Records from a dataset
________________________

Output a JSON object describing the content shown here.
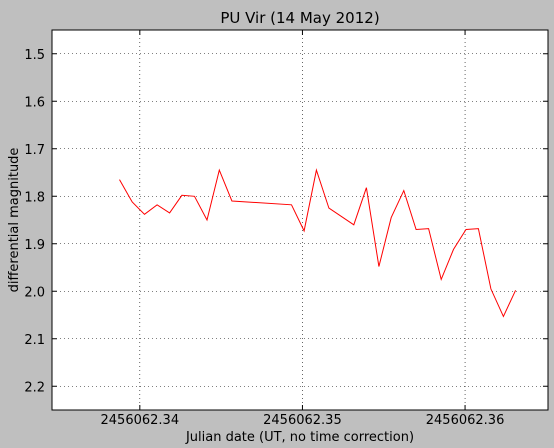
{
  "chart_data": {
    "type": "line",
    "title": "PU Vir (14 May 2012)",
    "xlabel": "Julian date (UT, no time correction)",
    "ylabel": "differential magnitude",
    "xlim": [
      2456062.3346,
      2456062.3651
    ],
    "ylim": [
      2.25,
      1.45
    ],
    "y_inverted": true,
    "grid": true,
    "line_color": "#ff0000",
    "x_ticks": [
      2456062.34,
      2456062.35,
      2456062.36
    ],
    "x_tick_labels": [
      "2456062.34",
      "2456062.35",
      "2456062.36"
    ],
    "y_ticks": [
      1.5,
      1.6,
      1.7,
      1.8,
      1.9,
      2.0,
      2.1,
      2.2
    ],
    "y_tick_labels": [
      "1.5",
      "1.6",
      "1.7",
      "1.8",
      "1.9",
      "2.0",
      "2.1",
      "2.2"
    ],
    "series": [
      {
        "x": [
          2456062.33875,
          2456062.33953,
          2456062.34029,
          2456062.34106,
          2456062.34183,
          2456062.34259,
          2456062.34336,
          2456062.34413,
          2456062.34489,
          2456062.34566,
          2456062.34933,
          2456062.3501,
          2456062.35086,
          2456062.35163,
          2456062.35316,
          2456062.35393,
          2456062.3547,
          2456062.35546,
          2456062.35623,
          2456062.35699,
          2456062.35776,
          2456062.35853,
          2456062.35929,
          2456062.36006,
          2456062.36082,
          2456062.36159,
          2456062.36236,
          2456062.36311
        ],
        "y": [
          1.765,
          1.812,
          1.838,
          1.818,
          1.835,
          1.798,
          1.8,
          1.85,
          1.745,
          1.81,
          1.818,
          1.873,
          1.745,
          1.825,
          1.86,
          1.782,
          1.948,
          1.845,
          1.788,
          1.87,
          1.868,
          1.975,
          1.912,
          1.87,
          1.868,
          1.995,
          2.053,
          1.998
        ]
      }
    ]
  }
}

________________________

_Exercise_:
Without including any pictures, print all of the material exactly as given.

_Response_:
Output a JSON object describing the content shown here.
{
  "chart_data": {
    "type": "line",
    "title": "PU Vir (14 May 2012)",
    "xlabel": "Julian date (UT, no time correction)",
    "ylabel": "differential magnitude",
    "xlim": [
      2456062.3346,
      2456062.3651
    ],
    "ylim": [
      2.25,
      1.45
    ],
    "y_inverted": true,
    "grid": true,
    "line_color": "#ff0000",
    "x_ticks": [
      2456062.34,
      2456062.35,
      2456062.36
    ],
    "x_tick_labels": [
      "2456062.34",
      "2456062.35",
      "2456062.36"
    ],
    "y_ticks": [
      1.5,
      1.6,
      1.7,
      1.8,
      1.9,
      2.0,
      2.1,
      2.2
    ],
    "y_tick_labels": [
      "1.5",
      "1.6",
      "1.7",
      "1.8",
      "1.9",
      "2.0",
      "2.1",
      "2.2"
    ],
    "series": [
      {
        "x": [
          2456062.33875,
          2456062.33953,
          2456062.34029,
          2456062.34106,
          2456062.34183,
          2456062.34259,
          2456062.34336,
          2456062.34413,
          2456062.34489,
          2456062.34566,
          2456062.34933,
          2456062.3501,
          2456062.35086,
          2456062.35163,
          2456062.35316,
          2456062.35393,
          2456062.3547,
          2456062.35546,
          2456062.35623,
          2456062.35699,
          2456062.35776,
          2456062.35853,
          2456062.35929,
          2456062.36006,
          2456062.36082,
          2456062.36159,
          2456062.36236,
          2456062.36311
        ],
        "y": [
          1.765,
          1.812,
          1.838,
          1.818,
          1.835,
          1.798,
          1.8,
          1.85,
          1.745,
          1.81,
          1.818,
          1.873,
          1.745,
          1.825,
          1.86,
          1.782,
          1.948,
          1.845,
          1.788,
          1.87,
          1.868,
          1.975,
          1.912,
          1.87,
          1.868,
          1.995,
          2.053,
          1.998
        ]
      }
    ]
  }
}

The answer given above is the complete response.